%%
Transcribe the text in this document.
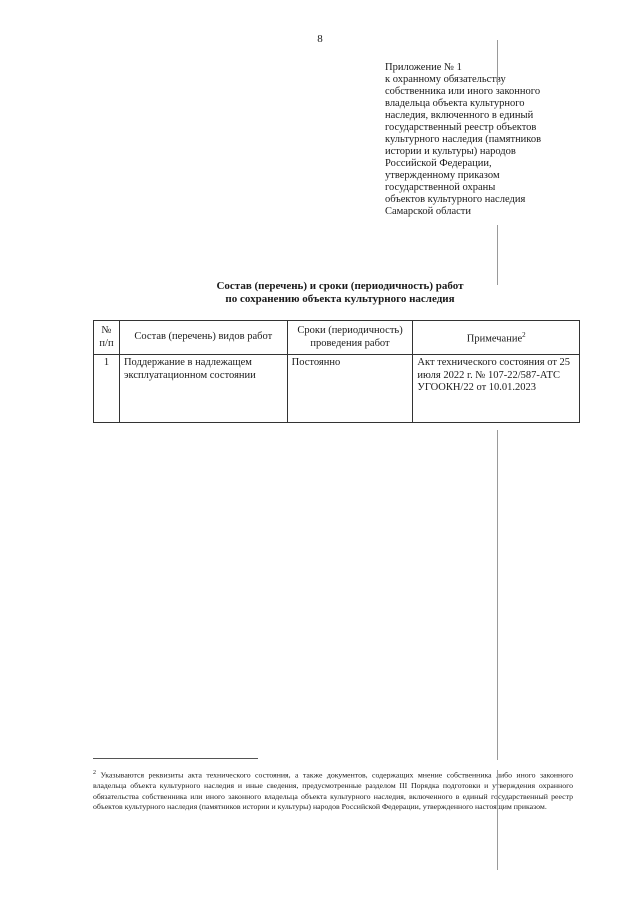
8
Приложение № 1
к охранному обязательству
собственника или иного законного
владельца объекта культурного
наследия, включенного в единый
государственный реестр объектов
культурного наследия (памятников
истории и культуры) народов
Российской Федерации,
утвержденному приказом
государственной охраны
объектов культурного наследия
Самарской области
Состав (перечень) и сроки (периодичность) работ
по сохранению объекта культурного наследия
№ п/п	Состав (перечень) видов работ	Сроки (периодичность) проведения работ	Примечание$^2$
1	Поддержание в надлежащем эксплуатационном состоянии	Постоянно	Акт технического состояния от 25 июля 2022 г. № 107-22/587-АТС УГООКН/22 от 10.01.2023
$^2$ Указываются реквизиты акта технического состояния, а также документов, содержащих мнение собственника либо иного законного владельца объекта культурного наследия и иные сведения, предусмотренные разделом III Порядка подготовки и утверждения охранного обязательства собственника или иного законного владельца объекта культурного наследия, включенного в единый государственный реестр объектов культурного наследия (памятников истории и культуры) народов Российской Федерации, утвержденного настоящим приказом.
%%
List each line of the entries that holds the string "культурного".

владельца объекта культурного
культурного наследия (памятников
объектов культурного наследия
по сохранению объекта культурного наследия
$^2$ Указываются реквизиты акта технического состояния, а также документов, содержащих мнение собственника либо иного законного владельца объекта культурного наследия и иные сведения, предусмотренные разделом III Порядка подготовки и утверждения охранного обязательства собственника или иного законного владельца объекта культурного наследия, включенного в единый государственный реестр объектов культурного наследия (памятников истории и культуры) народов Российской Федерации, утвержденного настоящим приказом.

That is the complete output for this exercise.